Saved entries
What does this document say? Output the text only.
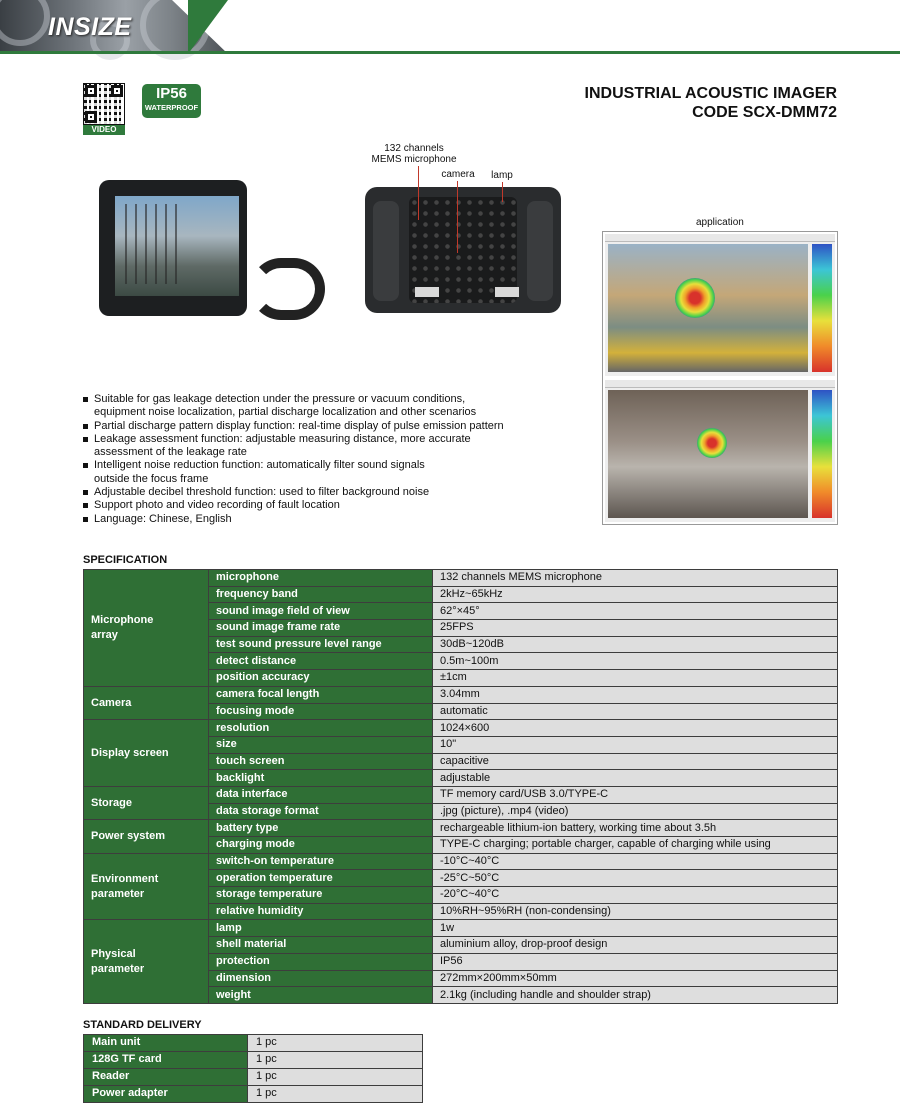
INSIZE
VIDEO
IP56
WATERPROOF
INDUSTRIAL ACOUSTIC IMAGER
CODE SCX-DMM72
132 channels
MEMS microphone
camera	lamp
application
Suitable for gas leakage detection under the pressure or vacuum conditions, equipment noise localization, partial discharge localization and other scenarios
Partial discharge pattern display function: real-time display of pulse emission pattern
Leakage assessment function: adjustable measuring distance, more accurate assessment of the leakage rate
Intelligent noise reduction function: automatically filter sound signals outside the focus frame
Adjustable decibel threshold function: used to filter background noise
Support photo and video recording of fault location
Language: Chinese, English
SPECIFICATION
Microphone
array	microphone	132 channels MEMS microphone
	frequency band	2kHz~65kHz
	sound image field of view	62°×45°
	sound image frame rate	25FPS
	test sound pressure level range	30dB~120dB
	detect distance	0.5m~100m
	position accuracy	±1cm
Camera	camera focal length	3.04mm
	focusing mode	automatic
Display screen	resolution	1024×600
	size	10"
	touch screen	capacitive
	backlight	adjustable
Storage	data interface	TF memory card/USB 3.0/TYPE-C
	data storage format	.jpg (picture), .mp4 (video)
Power system	battery type	rechargeable lithium-ion battery, working time about 3.5h
	charging mode	TYPE-C charging; portable charger, capable of charging while using
Environment
parameter	switch-on temperature	-10°C~40°C
	operation temperature	-25°C~50°C
	storage temperature	-20°C~40°C
	relative humidity	10%RH~95%RH (non-condensing)
Physical
parameter	lamp	1w
	shell material	aluminium alloy, drop-proof design
	protection	IP56
	dimension	272mm×200mm×50mm
	weight	2.1kg (including handle and shoulder strap)
STANDARD DELIVERY
Main unit	1 pc
128G TF card	1 pc
Reader	1 pc
Power adapter	1 pc
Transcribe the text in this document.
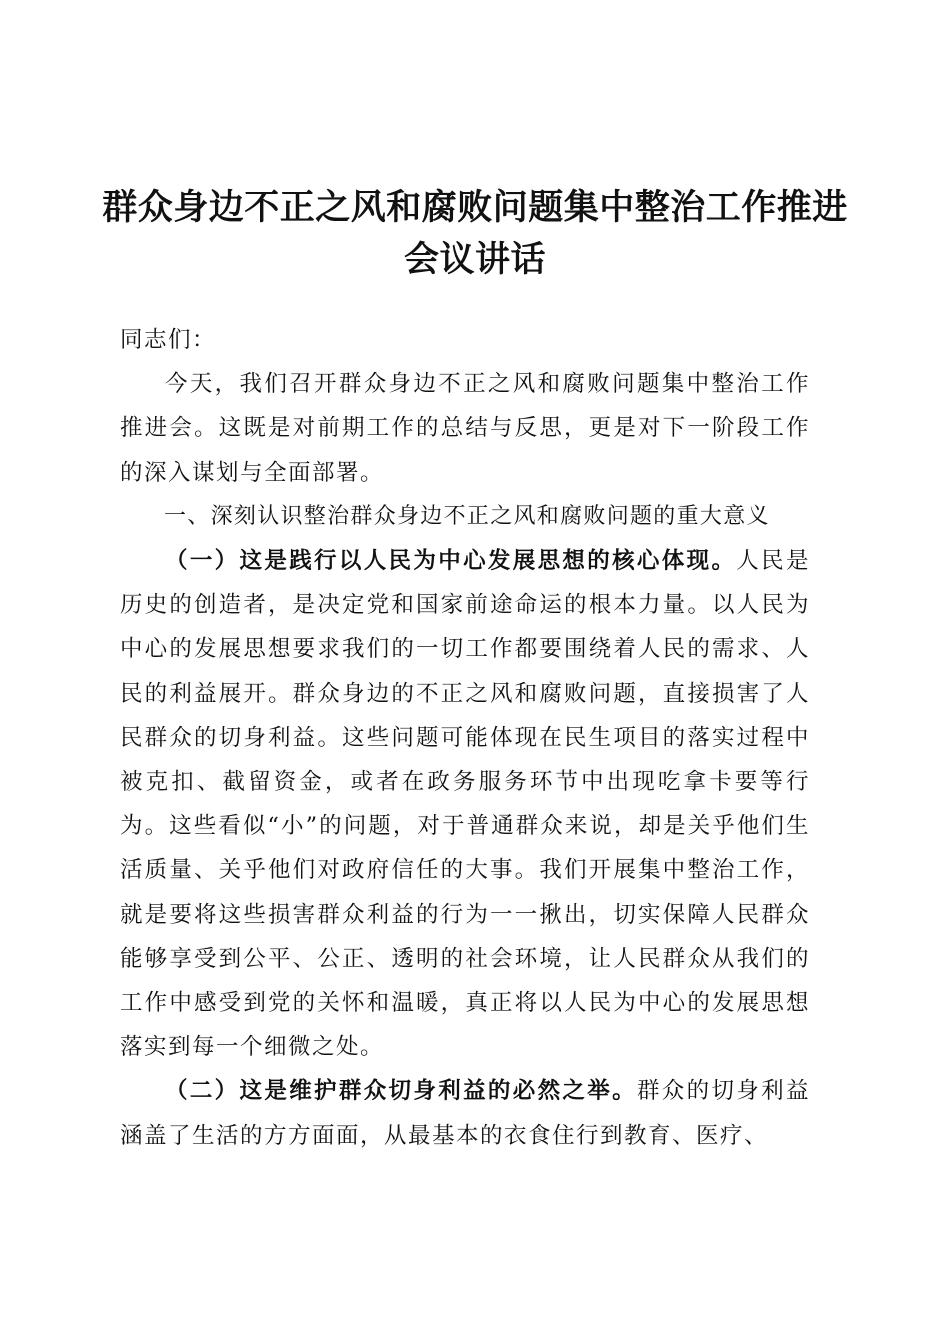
群众身边不正之风和腐败问题集中整治工作推进会议讲话

同志们：

今天，我们召开群众身边不正之风和腐败问题集中整治工作推进会。这既是对前期工作的总结与反思，更是对下一阶段工作的深入谋划与全面部署。

一、深刻认识整治群众身边不正之风和腐败问题的重大意义

（一）这是践行以人民为中心发展思想的核心体现。人民是历史的创造者，是决定党和国家前途命运的根本力量。以人民为中心的发展思想要求我们的一切工作都要围绕着人民的需求、人民的利益展开。群众身边的不正之风和腐败问题，直接损害了人民群众的切身利益。这些问题可能体现在民生项目的落实过程中被克扣、截留资金，或者在政务服务环节中出现吃拿卡要等行为。这些看似“小”的问题，对于普通群众来说，却是关乎他们生活质量、关乎他们对政府信任的大事。我们开展集中整治工作，就是要将这些损害群众利益的行为一一揪出，切实保障人民群众能够享受到公平、公正、透明的社会环境，让人民群众从我们的工作中感受到党的关怀和温暖，真正将以人民为中心的发展思想落实到每一个细微之处。

（二）这是维护群众切身利益的必然之举。群众的切身利益涵盖了生活的方方面面，从最基本的衣食住行到教育、医疗、
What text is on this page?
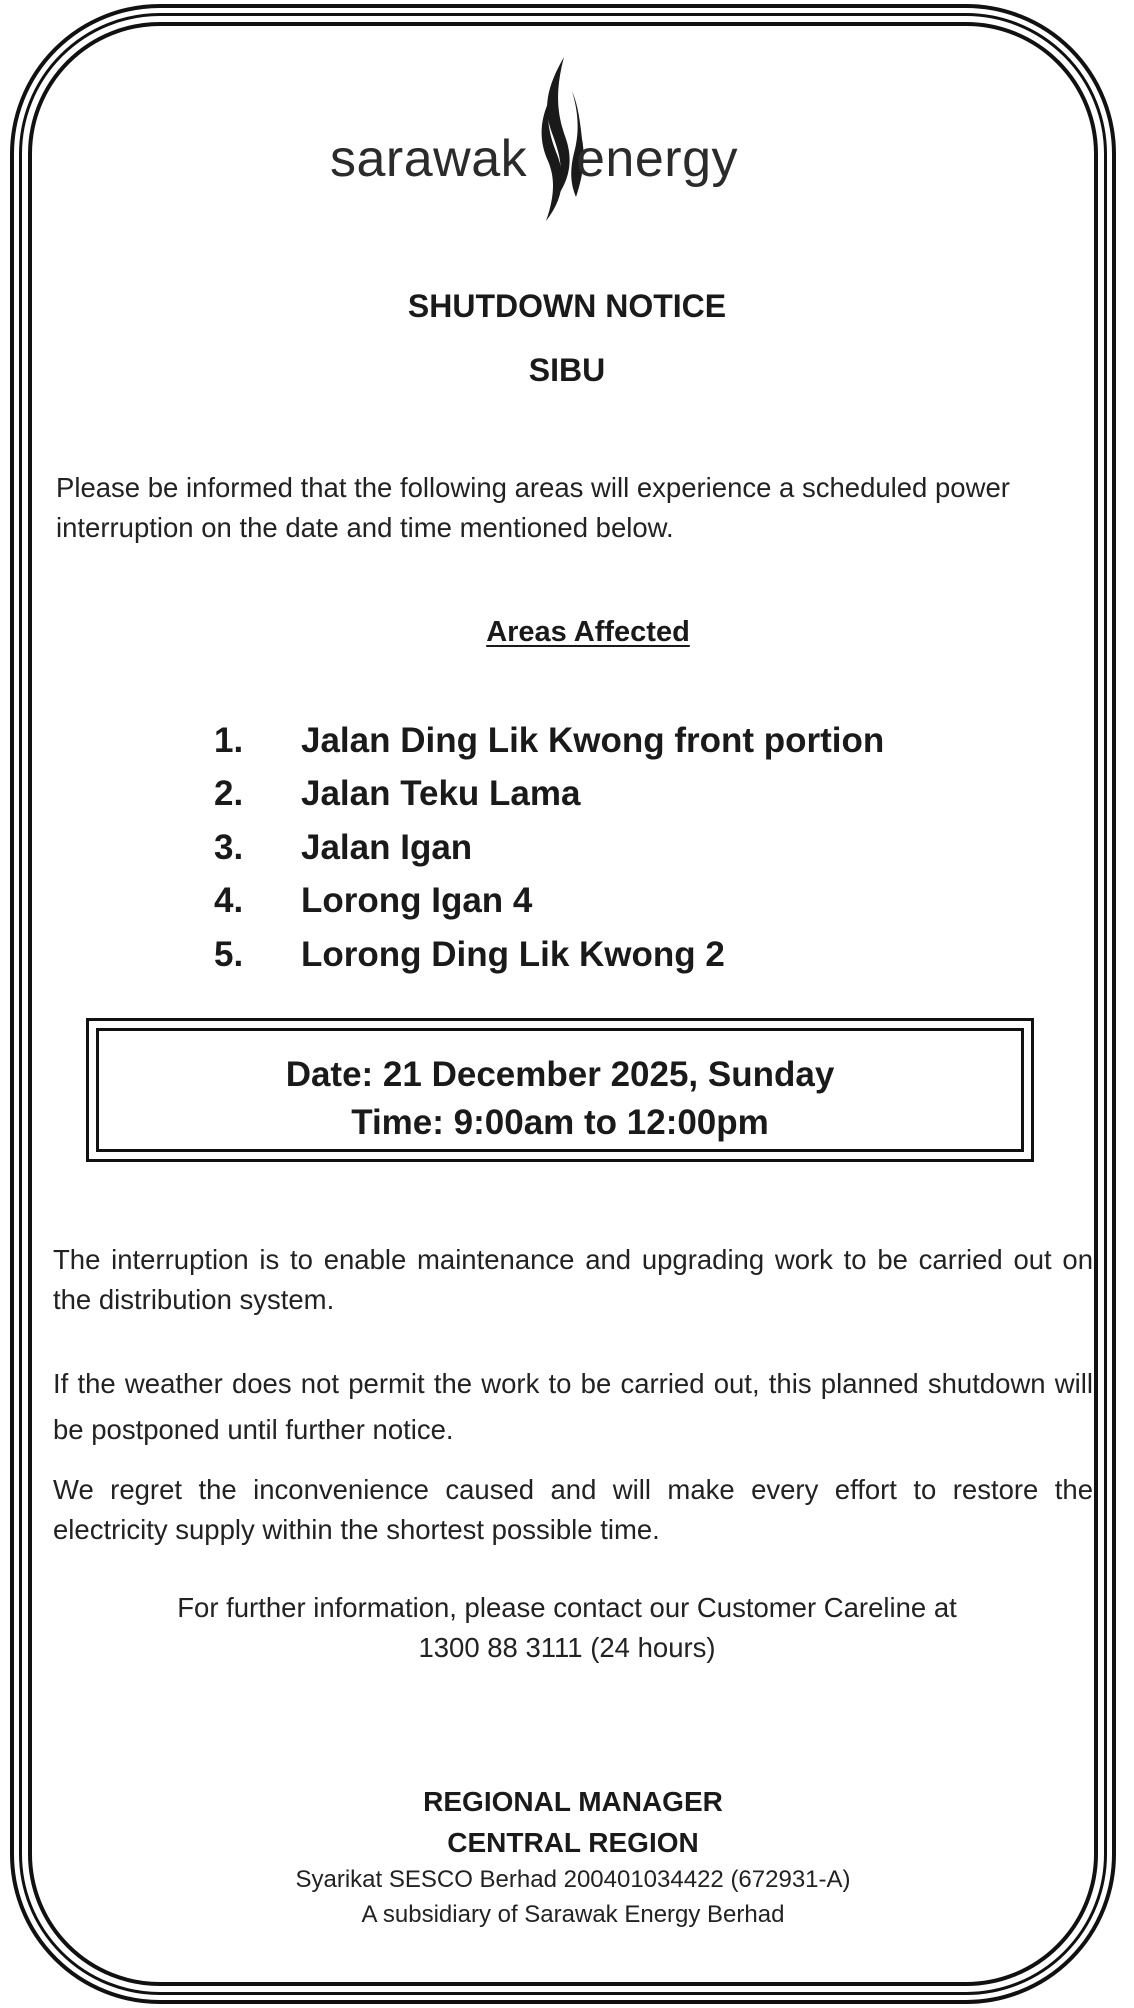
sarawak energy
SHUTDOWN NOTICE
SIBU
Please be informed that the following areas will experience a scheduled power interruption on the date and time mentioned below.
Areas Affected
1.	Jalan Ding Lik Kwong front portion
2.	Jalan Teku Lama
3.	Jalan Igan
4.	Lorong Igan 4
5.	Lorong Ding Lik Kwong 2
Date: 21 December 2025, Sunday
Time: 9:00am to 12:00pm
The interruption is to enable maintenance and upgrading work to be carried out on the distribution system.
If the weather does not permit the work to be carried out, this planned shutdown will be postponed until further notice.
We regret the inconvenience caused and will make every effort to restore the electricity supply within the shortest possible time.
For further information, please contact our Customer Careline at
1300 88 3111 (24 hours)
REGIONAL MANAGER
CENTRAL REGION
Syarikat SESCO Berhad 200401034422 (672931-A)
A subsidiary of Sarawak Energy Berhad
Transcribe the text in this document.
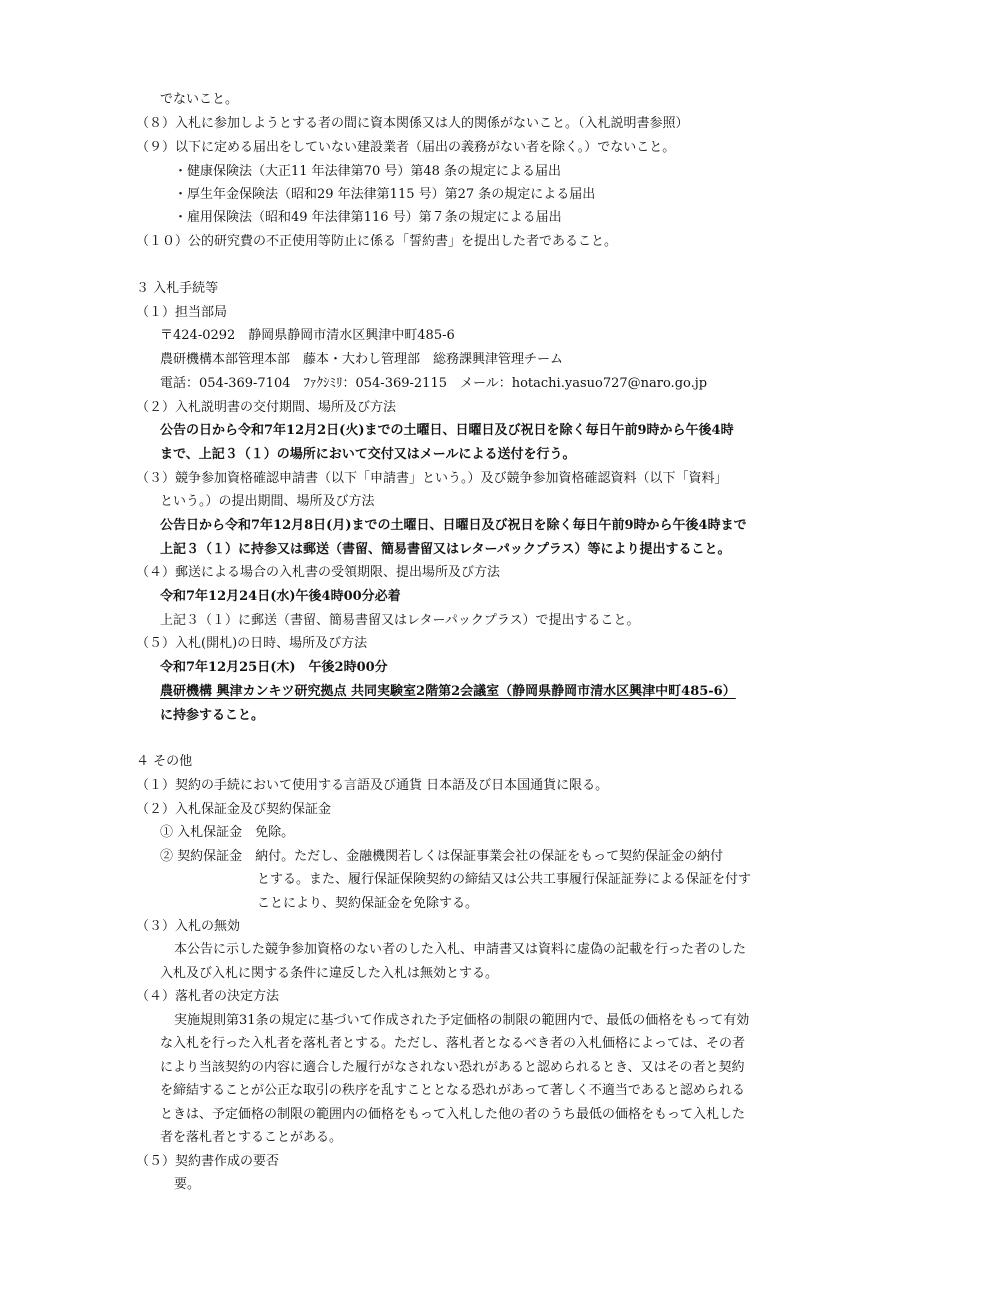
でないこと。
（８）入札に参加しようとする者の間に資本関係又は人的関係がないこと。（入札説明書参照）
（９）以下に定める届出をしていない建設業者（届出の義務がない者を除く。）でないこと。
・健康保険法（大正11 年法律第70 号）第48 条の規定による届出
・厚生年金保険法（昭和29 年法律第115 号）第27 条の規定による届出
・雇用保険法（昭和49 年法律第116 号）第７条の規定による届出
（１０）公的研究費の不正使用等防止に係る「誓約書」を提出した者であること。
３ 入札手続等
（１）担当部局
〒424-0292　静岡県静岡市清水区興津中町485-6
農研機構本部管理本部　藤本・大わし管理部　総務課興津管理チーム
電話：054-369-7104　ﾌｧｸｼﾐﾘ：054-369-2115　メール：hotachi.yasuo727@naro.go.jp
（２）入札説明書の交付期間、場所及び方法
公告の日から令和7年12月2日(火)までの土曜日、日曜日及び祝日を除く毎日午前9時から午後4時
まで、上記３（１）の場所において交付又はメールによる送付を行う。
（３）競争参加資格確認申請書（以下「申請書」という。）及び競争参加資格確認資料（以下「資料」
という。）の提出期間、場所及び方法
公告日から令和7年12月8日(月)までの土曜日、日曜日及び祝日を除く毎日午前9時から午後4時まで
上記３（１）に持参又は郵送（書留、簡易書留又はレターパックプラス）等により提出すること。
（４）郵送による場合の入札書の受領期限、提出場所及び方法
令和7年12月24日(水)午後4時00分必着
上記３（１）に郵送（書留、簡易書留又はレターパックプラス）で提出すること。
（５）入札(開札)の日時、場所及び方法
令和7年12月25日(木)　午後2時00分
農研機構 興津カンキツ研究拠点 共同実験室2階第2会議室（静岡県静岡市清水区興津中町485-6）
に持参すること。
４ その他
（１）契約の手続において使用する言語及び通貨 日本語及び日本国通貨に限る。
（２）入札保証金及び契約保証金
① 入札保証金　免除。
② 契約保証金　納付。ただし、金融機関若しくは保証事業会社の保証をもって契約保証金の納付
とする。また、履行保証保険契約の締結又は公共工事履行保証証券による保証を付す
ことにより、契約保証金を免除する。
（３）入札の無効
本公告に示した競争参加資格のない者のした入札、申請書又は資料に虚偽の記載を行った者のした
入札及び入札に関する条件に違反した入札は無効とする。
（４）落札者の決定方法
実施規則第31条の規定に基づいて作成された予定価格の制限の範囲内で、最低の価格をもって有効
な入札を行った入札者を落札者とする。ただし、落札者となるべき者の入札価格によっては、その者
により当該契約の内容に適合した履行がなされない恐れがあると認められるとき、又はその者と契約
を締結することが公正な取引の秩序を乱すこととなる恐れがあって著しく不適当であると認められる
ときは、予定価格の制限の範囲内の価格をもって入札した他の者のうち最低の価格をもって入札した
者を落札者とすることがある。
（５）契約書作成の要否
要。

▶ [To do]
Except for the pictures, give all the material above again verbatim.

▶ [Result]
What does this document say? Output the text only.
INSIZE
VIDEO
IP56
WATERPROOF
INDUSTRIAL ACOUSTIC IMAGER
CODE SCX-DMM72
132 channels
MEMS microphone
camera	lamp
application
Suitable for gas leakage detection under the pressure or vacuum conditions, equipment noise localization, partial discharge localization and other scenarios
Partial discharge pattern display function: real-time display of pulse emission pattern
Leakage assessment function: adjustable measuring distance, more accurate assessment of the leakage rate
Intelligent noise reduction function: automatically filter sound signals outside the focus frame
Adjustable decibel threshold function: used to filter background noise
Support photo and video recording of fault location
Language: Chinese, English
SPECIFICATION
Microphone
array	microphone	132 channels MEMS microphone
	frequency band	2kHz~65kHz
	sound image field of view	62°×45°
	sound image frame rate	25FPS
	test sound pressure level range	30dB~120dB
	detect distance	0.5m~100m
	position accuracy	±1cm
Camera	camera focal length	3.04mm
	focusing mode	automatic
Display screen	resolution	1024×600
	size	10"
	touch screen	capacitive
	backlight	adjustable
Storage	data interface	TF memory card/USB 3.0/TYPE-C
	data storage format	.jpg (picture), .mp4 (video)
Power system	battery type	rechargeable lithium-ion battery, working time about 3.5h
	charging mode	TYPE-C charging; portable charger, capable of charging while using
Environment
parameter	switch-on temperature	-10°C~40°C
	operation temperature	-25°C~50°C
	storage temperature	-20°C~40°C
	relative humidity	10%RH~95%RH (non-condensing)
Physical
parameter	lamp	1w
	shell material	aluminium alloy, drop-proof design
	protection	IP56
	dimension	272mm×200mm×50mm
	weight	2.1kg (including handle and shoulder strap)
STANDARD DELIVERY
Main unit	1 pc
128G TF card	1 pc
Reader	1 pc
Power adapter	1 pc
Transcribe the text in this document.
群众身边不正之风和腐败问题集中整治工作推进会议讲话

同志们：

今天，我们召开群众身边不正之风和腐败问题集中整治工作推进会。这既是对前期工作的总结与反思，更是对下一阶段工作的深入谋划与全面部署。

一、深刻认识整治群众身边不正之风和腐败问题的重大意义

（一）这是践行以人民为中心发展思想的核心体现。人民是历史的创造者，是决定党和国家前途命运的根本力量。以人民为中心的发展思想要求我们的一切工作都要围绕着人民的需求、人民的利益展开。群众身边的不正之风和腐败问题，直接损害了人民群众的切身利益。这些问题可能体现在民生项目的落实过程中被克扣、截留资金，或者在政务服务环节中出现吃拿卡要等行为。这些看似“小”的问题，对于普通群众来说，却是关乎他们生活质量、关乎他们对政府信任的大事。我们开展集中整治工作，就是要将这些损害群众利益的行为一一揪出，切实保障人民群众能够享受到公平、公正、透明的社会环境，让人民群众从我们的工作中感受到党的关怀和温暖，真正将以人民为中心的发展思想落实到每一个细微之处。

（二）这是维护群众切身利益的必然之举。群众的切身利益涵盖了生活的方方面面，从最基本的衣食住行到教育、医疗、
What text is on this page?
sarawak energy
SHUTDOWN NOTICE
SIBU
Please be informed that the following areas will experience a scheduled power interruption on the date and time mentioned below.
Areas Affected
1.	Jalan Ding Lik Kwong front portion
2.	Jalan Teku Lama
3.	Jalan Igan
4.	Lorong Igan 4
5.	Lorong Ding Lik Kwong 2
Date: 21 December 2025, Sunday
Time: 9:00am to 12:00pm
The interruption is to enable maintenance and upgrading work to be carried out on the distribution system.
If the weather does not permit the work to be carried out, this planned shutdown will be postponed until further notice.
We regret the inconvenience caused and will make every effort to restore the electricity supply within the shortest possible time.
For further information, please contact our Customer Careline at
1300 88 3111 (24 hours)
REGIONAL MANAGER
CENTRAL REGION
Syarikat SESCO Berhad 200401034422 (672931-A)
A subsidiary of Sarawak Energy Berhad
Transcribe the text in this document.
でないこと。
（８）入札に参加しようとする者の間に資本関係又は人的関係がないこと。（入札説明書参照）
（９）以下に定める届出をしていない建設業者（届出の義務がない者を除く。）でないこと。
・健康保険法（大正11 年法律第70 号）第48 条の規定による届出
・厚生年金保険法（昭和29 年法律第115 号）第27 条の規定による届出
・雇用保険法（昭和49 年法律第116 号）第７条の規定による届出
（１０）公的研究費の不正使用等防止に係る「誓約書」を提出した者であること。
３ 入札手続等
（１）担当部局
〒424-0292　静岡県静岡市清水区興津中町485-6
農研機構本部管理本部　藤本・大わし管理部　総務課興津管理チーム
電話：054-369-7104　ﾌｧｸｼﾐﾘ：054-369-2115　メール：hotachi.yasuo727@naro.go.jp
（２）入札説明書の交付期間、場所及び方法
公告の日から令和7年12月2日(火)までの土曜日、日曜日及び祝日を除く毎日午前9時から午後4時
まで、上記３（１）の場所において交付又はメールによる送付を行う。
（３）競争参加資格確認申請書（以下「申請書」という。）及び競争参加資格確認資料（以下「資料」
という。）の提出期間、場所及び方法
公告日から令和7年12月8日(月)までの土曜日、日曜日及び祝日を除く毎日午前9時から午後4時まで
上記３（１）に持参又は郵送（書留、簡易書留又はレターパックプラス）等により提出すること。
（４）郵送による場合の入札書の受領期限、提出場所及び方法
令和7年12月24日(水)午後4時00分必着
上記３（１）に郵送（書留、簡易書留又はレターパックプラス）で提出すること。
（５）入札(開札)の日時、場所及び方法
令和7年12月25日(木)　午後2時00分
農研機構 興津カンキツ研究拠点 共同実験室2階第2会議室（静岡県静岡市清水区興津中町485-6）
に持参すること。
４ その他
（１）契約の手続において使用する言語及び通貨 日本語及び日本国通貨に限る。
（２）入札保証金及び契約保証金
① 入札保証金　免除。
② 契約保証金　納付。ただし、金融機関若しくは保証事業会社の保証をもって契約保証金の納付
とする。また、履行保証保険契約の締結又は公共工事履行保証証券による保証を付す
ことにより、契約保証金を免除する。
（３）入札の無効
本公告に示した競争参加資格のない者のした入札、申請書又は資料に虚偽の記載を行った者のした
入札及び入札に関する条件に違反した入札は無効とする。
（４）落札者の決定方法
実施規則第31条の規定に基づいて作成された予定価格の制限の範囲内で、最低の価格をもって有効
な入札を行った入札者を落札者とする。ただし、落札者となるべき者の入札価格によっては、その者
により当該契約の内容に適合した履行がなされない恐れがあると認められるとき、又はその者と契約
を締結することが公正な取引の秩序を乱すこととなる恐れがあって著しく不適当であると認められる
ときは、予定価格の制限の範囲内の価格をもって入札した他の者のうち最低の価格をもって入札した
者を落札者とすることがある。
（５）契約書作成の要否
要。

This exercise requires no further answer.